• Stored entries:
§

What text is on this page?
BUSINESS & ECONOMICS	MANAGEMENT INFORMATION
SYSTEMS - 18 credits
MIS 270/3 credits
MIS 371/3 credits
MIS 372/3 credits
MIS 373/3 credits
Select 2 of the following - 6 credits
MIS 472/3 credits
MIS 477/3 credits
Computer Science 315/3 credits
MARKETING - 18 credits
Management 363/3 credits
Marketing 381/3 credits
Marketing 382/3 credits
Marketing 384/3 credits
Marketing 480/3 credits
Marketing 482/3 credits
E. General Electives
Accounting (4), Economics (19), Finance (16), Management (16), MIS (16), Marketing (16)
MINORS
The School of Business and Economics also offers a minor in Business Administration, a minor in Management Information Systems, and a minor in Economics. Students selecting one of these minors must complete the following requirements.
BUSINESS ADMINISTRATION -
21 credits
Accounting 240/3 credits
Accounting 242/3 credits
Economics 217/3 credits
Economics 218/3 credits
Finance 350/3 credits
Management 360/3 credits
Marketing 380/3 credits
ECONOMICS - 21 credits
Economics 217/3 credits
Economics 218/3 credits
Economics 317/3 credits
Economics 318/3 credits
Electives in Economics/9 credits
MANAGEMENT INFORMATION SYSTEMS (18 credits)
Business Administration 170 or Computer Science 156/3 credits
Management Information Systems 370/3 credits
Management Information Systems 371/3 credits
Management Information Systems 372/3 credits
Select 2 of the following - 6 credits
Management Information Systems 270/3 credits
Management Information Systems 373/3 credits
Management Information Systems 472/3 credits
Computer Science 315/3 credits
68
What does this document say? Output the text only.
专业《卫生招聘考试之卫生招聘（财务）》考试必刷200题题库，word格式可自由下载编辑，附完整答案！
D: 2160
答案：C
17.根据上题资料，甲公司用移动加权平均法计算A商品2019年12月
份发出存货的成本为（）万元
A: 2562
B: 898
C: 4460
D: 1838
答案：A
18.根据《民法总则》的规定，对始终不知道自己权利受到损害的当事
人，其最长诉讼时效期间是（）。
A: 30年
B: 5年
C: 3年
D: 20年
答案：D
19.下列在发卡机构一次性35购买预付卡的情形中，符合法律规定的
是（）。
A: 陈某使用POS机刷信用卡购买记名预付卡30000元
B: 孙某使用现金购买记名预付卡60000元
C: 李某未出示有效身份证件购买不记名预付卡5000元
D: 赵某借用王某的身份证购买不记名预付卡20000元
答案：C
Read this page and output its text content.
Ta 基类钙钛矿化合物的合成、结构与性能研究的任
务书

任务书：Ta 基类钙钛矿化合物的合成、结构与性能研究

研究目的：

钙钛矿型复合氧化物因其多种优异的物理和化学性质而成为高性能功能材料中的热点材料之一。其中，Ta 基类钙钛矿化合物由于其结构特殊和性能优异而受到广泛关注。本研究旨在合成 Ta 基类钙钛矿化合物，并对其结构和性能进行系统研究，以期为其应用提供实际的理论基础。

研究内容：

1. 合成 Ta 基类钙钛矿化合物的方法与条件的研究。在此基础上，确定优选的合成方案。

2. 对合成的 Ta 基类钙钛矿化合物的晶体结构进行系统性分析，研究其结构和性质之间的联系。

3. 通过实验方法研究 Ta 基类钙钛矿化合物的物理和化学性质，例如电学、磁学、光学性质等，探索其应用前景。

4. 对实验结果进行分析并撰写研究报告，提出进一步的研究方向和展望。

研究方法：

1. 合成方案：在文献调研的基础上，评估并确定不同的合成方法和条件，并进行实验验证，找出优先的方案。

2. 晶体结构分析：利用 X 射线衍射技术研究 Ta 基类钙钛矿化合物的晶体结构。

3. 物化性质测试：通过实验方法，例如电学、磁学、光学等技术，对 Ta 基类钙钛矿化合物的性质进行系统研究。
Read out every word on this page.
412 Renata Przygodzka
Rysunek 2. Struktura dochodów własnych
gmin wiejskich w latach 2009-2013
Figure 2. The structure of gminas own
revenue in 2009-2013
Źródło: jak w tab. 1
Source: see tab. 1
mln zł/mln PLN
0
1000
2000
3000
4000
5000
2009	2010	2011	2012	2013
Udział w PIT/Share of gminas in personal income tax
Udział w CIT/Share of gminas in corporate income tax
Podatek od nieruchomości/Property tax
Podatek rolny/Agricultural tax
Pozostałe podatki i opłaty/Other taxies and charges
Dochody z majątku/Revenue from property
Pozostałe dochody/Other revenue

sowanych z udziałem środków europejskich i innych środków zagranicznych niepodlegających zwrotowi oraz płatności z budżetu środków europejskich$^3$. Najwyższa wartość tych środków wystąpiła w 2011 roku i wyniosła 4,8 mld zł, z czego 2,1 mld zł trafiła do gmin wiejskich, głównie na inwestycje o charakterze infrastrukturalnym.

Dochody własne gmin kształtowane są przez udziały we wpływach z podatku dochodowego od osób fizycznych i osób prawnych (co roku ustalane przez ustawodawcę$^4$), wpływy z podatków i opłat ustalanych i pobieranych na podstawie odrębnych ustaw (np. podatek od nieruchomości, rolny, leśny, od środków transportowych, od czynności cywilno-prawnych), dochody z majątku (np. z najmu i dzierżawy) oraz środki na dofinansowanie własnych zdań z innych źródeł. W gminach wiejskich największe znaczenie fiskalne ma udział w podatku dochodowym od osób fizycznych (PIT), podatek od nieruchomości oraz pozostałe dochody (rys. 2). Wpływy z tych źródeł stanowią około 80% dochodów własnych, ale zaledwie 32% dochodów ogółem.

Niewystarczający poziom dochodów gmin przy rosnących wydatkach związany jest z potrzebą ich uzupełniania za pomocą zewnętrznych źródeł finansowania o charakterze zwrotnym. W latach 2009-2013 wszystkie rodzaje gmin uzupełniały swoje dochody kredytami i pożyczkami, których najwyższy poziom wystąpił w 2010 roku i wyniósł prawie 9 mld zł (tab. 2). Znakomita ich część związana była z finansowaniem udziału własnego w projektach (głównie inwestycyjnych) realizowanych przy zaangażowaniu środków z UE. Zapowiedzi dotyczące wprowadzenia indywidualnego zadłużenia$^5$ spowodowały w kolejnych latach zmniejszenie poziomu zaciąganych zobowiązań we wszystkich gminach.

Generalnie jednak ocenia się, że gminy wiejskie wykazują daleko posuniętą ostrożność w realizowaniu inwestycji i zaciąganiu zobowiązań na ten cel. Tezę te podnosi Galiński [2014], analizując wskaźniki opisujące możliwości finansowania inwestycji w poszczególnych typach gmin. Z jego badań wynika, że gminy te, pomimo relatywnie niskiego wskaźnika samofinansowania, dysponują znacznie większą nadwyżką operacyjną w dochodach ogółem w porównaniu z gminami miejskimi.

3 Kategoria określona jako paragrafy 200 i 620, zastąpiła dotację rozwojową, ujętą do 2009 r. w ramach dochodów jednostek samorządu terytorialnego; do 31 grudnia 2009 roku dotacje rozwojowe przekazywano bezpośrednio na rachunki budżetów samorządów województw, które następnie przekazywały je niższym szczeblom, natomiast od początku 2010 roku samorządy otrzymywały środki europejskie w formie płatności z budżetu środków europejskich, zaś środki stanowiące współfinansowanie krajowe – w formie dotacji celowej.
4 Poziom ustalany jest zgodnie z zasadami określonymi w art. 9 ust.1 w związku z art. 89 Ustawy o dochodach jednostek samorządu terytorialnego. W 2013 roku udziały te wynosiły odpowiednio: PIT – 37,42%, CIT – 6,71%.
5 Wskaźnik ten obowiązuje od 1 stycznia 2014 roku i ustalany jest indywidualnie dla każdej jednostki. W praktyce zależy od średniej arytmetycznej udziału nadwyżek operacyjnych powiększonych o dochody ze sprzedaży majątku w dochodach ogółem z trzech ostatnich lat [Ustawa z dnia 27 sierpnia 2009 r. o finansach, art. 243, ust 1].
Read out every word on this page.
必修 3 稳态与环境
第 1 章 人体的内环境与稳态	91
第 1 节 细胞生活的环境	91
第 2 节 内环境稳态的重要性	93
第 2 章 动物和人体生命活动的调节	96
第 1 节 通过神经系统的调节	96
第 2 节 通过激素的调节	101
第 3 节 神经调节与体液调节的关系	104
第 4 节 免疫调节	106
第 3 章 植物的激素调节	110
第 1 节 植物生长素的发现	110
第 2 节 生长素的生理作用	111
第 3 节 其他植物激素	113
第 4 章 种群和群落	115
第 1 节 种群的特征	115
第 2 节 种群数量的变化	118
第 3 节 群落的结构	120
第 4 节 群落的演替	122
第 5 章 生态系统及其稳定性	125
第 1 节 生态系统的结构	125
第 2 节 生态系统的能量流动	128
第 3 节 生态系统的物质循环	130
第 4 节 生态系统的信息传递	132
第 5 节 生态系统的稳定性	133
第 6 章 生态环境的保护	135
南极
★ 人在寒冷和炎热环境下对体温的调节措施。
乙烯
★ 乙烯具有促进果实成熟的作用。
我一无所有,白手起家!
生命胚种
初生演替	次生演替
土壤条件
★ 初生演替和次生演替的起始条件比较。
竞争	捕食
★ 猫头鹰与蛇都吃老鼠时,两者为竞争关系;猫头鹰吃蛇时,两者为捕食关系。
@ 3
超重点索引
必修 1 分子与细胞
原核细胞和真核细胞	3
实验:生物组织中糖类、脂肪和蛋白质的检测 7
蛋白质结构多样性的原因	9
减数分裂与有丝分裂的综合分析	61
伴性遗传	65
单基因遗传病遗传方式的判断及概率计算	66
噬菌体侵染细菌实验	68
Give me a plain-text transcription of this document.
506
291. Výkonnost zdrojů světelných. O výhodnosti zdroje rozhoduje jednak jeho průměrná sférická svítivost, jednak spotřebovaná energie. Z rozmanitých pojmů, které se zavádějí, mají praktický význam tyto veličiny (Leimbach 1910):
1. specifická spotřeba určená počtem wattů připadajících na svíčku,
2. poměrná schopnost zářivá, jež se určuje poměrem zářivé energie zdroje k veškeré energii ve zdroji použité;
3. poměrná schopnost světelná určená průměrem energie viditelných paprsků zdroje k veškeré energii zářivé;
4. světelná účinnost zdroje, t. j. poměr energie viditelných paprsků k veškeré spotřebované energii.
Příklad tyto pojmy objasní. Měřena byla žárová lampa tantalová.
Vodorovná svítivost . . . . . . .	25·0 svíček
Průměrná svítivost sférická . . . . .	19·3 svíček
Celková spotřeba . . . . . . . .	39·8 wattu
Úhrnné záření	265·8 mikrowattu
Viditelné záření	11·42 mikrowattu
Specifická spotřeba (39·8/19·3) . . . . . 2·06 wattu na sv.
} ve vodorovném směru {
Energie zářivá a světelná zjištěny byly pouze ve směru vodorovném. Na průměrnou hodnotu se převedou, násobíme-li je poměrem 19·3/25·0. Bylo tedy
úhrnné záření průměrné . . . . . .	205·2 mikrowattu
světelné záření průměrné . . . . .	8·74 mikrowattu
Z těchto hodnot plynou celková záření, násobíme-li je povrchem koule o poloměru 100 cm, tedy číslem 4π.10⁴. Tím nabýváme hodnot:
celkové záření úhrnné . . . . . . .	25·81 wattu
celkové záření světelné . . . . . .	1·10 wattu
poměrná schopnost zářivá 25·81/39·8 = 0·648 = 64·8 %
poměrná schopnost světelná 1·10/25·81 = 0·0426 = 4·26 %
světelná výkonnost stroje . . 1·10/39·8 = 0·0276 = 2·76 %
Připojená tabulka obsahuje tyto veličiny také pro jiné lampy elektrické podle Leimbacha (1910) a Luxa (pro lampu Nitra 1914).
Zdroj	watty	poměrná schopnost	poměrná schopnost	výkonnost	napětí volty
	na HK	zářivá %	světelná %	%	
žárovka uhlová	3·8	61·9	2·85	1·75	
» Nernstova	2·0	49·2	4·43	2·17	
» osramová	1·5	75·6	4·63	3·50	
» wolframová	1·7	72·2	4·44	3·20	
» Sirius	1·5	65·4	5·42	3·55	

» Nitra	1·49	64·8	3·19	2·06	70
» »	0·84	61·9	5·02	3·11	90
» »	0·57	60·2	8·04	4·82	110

§

• GIVEN TASK: Provide the number of lines in the entries that include "What", and no other text.

• FULL RESPONSE: 2